■ What this task involves
Write out each line from the data below that includes the word "enim".

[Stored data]
☆ ☆ ☆ ☆ ☆ ☆ ☆
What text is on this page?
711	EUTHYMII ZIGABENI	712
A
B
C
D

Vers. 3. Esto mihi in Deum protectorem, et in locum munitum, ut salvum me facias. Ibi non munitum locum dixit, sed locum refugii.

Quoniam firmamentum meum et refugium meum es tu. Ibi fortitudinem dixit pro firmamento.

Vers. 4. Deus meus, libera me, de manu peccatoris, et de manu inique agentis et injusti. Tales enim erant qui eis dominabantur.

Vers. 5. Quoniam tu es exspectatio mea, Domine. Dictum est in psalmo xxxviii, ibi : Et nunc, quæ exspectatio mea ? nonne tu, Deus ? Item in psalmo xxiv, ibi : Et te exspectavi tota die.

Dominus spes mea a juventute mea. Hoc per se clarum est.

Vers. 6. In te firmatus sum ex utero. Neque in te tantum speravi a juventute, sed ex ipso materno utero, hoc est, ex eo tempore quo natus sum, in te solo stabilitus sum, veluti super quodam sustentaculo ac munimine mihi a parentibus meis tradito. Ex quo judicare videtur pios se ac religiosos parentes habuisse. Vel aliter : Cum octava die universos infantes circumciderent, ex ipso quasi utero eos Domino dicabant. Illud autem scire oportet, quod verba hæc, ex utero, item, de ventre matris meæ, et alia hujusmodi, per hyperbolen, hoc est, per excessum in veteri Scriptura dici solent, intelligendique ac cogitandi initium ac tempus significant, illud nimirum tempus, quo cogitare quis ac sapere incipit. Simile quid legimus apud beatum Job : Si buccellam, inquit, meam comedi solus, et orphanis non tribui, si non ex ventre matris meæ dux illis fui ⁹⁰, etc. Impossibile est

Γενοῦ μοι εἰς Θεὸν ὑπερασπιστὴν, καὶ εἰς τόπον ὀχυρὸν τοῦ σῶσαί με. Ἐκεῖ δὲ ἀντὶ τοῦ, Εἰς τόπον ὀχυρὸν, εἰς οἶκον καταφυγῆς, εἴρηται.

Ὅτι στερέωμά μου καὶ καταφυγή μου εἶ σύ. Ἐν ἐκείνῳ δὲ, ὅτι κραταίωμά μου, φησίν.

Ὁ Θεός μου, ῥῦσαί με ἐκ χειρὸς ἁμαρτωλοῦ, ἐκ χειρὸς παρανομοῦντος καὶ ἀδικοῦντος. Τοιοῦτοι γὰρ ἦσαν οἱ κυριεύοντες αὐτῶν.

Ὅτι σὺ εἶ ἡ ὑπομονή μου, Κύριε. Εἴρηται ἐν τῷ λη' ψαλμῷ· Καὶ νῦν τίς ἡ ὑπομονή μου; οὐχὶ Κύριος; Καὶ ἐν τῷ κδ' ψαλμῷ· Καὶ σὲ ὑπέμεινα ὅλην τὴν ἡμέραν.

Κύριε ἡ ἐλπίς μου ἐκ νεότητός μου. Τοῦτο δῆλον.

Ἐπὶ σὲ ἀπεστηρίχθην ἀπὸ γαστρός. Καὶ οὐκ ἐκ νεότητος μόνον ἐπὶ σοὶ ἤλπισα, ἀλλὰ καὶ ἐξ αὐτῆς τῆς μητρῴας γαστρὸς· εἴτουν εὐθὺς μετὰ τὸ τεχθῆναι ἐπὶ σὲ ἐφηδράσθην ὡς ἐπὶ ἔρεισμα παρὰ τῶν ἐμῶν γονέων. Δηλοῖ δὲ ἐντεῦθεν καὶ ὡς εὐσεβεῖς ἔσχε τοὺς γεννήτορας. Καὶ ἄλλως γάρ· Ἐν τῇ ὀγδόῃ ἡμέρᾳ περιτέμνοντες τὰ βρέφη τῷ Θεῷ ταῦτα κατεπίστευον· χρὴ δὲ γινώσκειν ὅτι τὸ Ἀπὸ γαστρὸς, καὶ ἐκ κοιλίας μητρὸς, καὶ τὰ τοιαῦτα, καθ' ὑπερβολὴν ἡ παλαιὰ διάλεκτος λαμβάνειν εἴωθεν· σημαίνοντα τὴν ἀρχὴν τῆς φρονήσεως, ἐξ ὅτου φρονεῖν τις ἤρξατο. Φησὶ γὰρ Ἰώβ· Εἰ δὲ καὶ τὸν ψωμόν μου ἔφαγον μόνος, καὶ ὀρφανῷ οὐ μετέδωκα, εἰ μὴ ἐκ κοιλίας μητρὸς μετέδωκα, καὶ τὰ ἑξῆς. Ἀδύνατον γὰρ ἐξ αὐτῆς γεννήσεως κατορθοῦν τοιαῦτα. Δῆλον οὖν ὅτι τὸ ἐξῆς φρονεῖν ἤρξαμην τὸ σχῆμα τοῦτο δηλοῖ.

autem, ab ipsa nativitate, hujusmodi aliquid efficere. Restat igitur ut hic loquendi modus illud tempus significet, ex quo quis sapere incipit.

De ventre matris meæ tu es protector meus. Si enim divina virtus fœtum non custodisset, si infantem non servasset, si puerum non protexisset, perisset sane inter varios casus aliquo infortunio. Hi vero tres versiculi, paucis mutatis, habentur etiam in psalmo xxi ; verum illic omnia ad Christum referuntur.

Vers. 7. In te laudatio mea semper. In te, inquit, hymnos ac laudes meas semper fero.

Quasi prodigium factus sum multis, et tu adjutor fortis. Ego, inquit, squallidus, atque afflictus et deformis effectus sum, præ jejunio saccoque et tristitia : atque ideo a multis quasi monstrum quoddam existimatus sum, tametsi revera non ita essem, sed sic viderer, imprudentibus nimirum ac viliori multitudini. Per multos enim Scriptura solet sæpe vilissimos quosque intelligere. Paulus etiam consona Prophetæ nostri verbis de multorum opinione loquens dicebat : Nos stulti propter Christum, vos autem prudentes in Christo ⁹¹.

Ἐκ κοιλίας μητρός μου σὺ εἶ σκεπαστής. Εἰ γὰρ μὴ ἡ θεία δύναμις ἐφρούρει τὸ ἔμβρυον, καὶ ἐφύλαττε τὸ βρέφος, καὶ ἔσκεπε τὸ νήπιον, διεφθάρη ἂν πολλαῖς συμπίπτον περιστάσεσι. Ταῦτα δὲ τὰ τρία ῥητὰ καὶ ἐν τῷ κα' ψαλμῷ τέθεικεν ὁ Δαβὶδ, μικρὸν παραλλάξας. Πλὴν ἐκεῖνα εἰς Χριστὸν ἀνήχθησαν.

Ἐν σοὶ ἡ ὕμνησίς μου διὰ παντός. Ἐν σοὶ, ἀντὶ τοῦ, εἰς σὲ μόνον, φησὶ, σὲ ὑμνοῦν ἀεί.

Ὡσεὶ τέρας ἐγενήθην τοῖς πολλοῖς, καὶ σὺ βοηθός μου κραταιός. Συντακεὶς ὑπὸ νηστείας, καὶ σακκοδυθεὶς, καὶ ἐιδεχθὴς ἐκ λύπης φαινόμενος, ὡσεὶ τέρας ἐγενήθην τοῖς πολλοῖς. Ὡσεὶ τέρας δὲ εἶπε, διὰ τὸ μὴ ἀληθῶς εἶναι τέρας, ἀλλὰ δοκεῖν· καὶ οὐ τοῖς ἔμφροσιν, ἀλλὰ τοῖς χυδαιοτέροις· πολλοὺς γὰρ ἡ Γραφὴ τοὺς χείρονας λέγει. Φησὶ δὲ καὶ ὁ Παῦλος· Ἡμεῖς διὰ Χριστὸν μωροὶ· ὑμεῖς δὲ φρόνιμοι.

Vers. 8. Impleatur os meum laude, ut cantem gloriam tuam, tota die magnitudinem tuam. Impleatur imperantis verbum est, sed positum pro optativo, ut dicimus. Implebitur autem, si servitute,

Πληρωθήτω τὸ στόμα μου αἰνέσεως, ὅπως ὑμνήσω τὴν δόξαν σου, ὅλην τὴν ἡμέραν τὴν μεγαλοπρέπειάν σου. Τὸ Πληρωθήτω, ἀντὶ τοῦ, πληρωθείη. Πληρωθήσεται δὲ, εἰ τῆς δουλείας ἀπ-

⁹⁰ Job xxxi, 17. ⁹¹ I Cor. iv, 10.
☆ ☆ ☆ ☆ ☆ ☆ ☆
■ Written answer
Vers. 4. Deus meus, libera me, de manu peccatoris, et de manu inique agentis et injusti. Tales enim erant qui eis dominabantur.
De ventre matris meæ tu es protector meus. Si enim divina virtus fœtum non custodisset, si infantem non servasset, si puerum non protexisset, perisset sane inter varios casus aliquo infortunio. Hi vero tres versiculi, paucis mutatis, habentur etiam in psalmo xxi ; verum illic omnia ad Christum referuntur.
Quasi prodigium factus sum multis, et tu adjutor fortis. Ego, inquit, squallidus, atque afflictus et deformis effectus sum, præ jejunio saccoque et tristitia : atque ideo a multis quasi monstrum quoddam existimatus sum, tametsi revera non ita essem, sed sic viderer, imprudentibus nimirum ac viliori multitudini. Per multos enim Scriptura solet sæpe vilissimos quosque intelligere. Paulus etiam consona Prophetæ nostri verbis de multorum opinione loquens dicebat : Nos stulti propter Christum, vos autem prudentes in Christo ⁹¹.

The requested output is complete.